# Your goal
From the page on tuning SQL queries, list every access path in the rule-based optimizer's rank table whose name begins with "Single row", together with its rank.

# Excerpted passage

Google Search

Tuesday, October 15, 2013

Tuning SQL Queries


1.    Optimizers
Oracle optimizes the statement after validating the syntax and verifying the objects.
There are two types of optimizers
a)    Rule Based Optimizer
b)    Cost based optimizer



a)   Rule Based Optimizer (RBO)

It is Widely used in OnLine Transaction Processing (OLTP) applications.
If more than one access paths are available for executing a particular SQL statement, then RBO uses the access path with higher rank (i.e. lesser rank value).
Following table gives the access paths available with RBO and their corresponding ranks-
Rank
Access Path
1
Single row by rowid
2
Single row by cluster join
3
Single row by hash cluster key with unique or primary key
4
Single row by unique or primary key
5
Cluster join
6
Hash cluster key
7
Indexed cluster key
8
Composite key
9
Single-column indexes
10
Bounded range search on indexed columns
11
Unbounded range search on indexed columns
12
Sort-merge join
13
MAX or MIN of indexed column
14
ORDER BY on indexed columns
15
Full table scan
SELECT deptname FROM dept WHERE deptno = 40;
Above statement can be executed using 'Full table scan' of dept  table or using the index available on deptno column. RBO will go for index scan as it is ranked higher. If  above query is going to retrieve 90 rows out of total 100 rows in the dept  table, RBO will go for the index scan. The disk head will be flying all over the place to retrieve every row, which is more time-consuming if many rows are getting selected (as in the above case).

# Records
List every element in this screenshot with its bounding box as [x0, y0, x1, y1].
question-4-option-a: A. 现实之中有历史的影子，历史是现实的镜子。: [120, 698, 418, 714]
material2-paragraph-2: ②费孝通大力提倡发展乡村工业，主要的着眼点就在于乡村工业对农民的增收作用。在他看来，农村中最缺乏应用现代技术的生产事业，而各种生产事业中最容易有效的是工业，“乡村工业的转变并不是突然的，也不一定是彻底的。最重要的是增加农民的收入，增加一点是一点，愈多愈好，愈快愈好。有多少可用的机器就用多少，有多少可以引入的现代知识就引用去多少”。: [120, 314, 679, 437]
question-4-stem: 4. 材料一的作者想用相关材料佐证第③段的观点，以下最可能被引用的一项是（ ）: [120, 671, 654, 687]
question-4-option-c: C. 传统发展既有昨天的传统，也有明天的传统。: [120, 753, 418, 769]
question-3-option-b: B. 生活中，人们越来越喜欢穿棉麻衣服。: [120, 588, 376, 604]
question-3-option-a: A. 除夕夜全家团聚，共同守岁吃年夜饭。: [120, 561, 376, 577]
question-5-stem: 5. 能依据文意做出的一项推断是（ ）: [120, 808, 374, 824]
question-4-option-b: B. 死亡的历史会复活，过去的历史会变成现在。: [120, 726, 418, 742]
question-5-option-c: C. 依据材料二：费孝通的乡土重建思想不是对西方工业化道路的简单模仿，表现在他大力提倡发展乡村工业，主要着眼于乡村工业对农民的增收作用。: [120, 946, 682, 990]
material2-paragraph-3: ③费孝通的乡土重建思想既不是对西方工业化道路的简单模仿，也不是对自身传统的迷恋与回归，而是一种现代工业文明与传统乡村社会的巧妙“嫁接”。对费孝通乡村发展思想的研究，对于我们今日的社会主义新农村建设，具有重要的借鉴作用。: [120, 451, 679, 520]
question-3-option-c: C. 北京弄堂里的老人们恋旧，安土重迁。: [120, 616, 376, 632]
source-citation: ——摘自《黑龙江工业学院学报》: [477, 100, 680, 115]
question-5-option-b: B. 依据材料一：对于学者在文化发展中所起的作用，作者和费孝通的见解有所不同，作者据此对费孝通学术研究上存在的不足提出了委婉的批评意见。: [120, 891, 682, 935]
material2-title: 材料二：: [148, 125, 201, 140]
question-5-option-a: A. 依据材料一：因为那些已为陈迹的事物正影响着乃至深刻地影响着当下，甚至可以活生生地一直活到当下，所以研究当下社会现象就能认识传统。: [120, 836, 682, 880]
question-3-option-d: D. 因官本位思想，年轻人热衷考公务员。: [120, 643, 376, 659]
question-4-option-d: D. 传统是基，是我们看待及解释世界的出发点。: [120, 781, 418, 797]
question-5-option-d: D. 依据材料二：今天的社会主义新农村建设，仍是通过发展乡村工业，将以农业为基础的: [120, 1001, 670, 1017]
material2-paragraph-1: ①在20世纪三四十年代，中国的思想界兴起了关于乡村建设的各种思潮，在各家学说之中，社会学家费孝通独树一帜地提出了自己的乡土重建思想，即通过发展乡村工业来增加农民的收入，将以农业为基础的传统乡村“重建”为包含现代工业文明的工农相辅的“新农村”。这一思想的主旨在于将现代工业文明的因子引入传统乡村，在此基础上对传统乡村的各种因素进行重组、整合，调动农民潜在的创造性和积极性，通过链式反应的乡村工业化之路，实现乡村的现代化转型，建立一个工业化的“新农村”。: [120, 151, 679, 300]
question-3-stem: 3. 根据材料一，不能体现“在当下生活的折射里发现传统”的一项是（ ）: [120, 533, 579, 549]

==

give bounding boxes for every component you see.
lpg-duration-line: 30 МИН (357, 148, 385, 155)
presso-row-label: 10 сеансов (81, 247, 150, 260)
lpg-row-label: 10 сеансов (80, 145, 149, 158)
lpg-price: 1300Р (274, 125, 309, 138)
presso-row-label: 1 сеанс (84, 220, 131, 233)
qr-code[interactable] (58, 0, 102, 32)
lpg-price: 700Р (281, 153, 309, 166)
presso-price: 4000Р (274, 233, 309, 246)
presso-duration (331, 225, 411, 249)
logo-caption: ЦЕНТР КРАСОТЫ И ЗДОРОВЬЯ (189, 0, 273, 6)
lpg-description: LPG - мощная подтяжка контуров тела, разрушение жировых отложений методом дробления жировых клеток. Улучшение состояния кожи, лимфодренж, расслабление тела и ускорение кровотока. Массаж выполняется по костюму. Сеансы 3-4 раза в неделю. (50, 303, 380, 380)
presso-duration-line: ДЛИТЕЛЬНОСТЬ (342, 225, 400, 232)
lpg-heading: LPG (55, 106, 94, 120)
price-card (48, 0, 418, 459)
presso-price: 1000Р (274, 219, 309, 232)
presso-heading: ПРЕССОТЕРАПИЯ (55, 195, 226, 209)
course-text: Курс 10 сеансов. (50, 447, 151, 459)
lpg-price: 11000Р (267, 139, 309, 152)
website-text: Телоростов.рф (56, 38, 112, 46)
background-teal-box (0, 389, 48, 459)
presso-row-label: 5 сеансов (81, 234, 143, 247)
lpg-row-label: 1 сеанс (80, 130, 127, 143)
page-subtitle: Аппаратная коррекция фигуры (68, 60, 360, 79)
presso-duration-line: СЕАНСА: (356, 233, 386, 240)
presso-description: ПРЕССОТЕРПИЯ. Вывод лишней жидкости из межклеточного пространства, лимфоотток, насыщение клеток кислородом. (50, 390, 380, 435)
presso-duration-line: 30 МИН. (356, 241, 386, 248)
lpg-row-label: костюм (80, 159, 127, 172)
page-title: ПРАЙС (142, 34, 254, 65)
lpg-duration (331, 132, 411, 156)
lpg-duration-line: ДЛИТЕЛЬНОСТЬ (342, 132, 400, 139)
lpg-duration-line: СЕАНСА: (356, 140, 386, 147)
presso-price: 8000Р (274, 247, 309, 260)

# Response for this exercise
1. Single row by rowid
2. Single row by cluster join
3. Single row by hash cluster key with unique or primary key
4. Single row by unique or primary key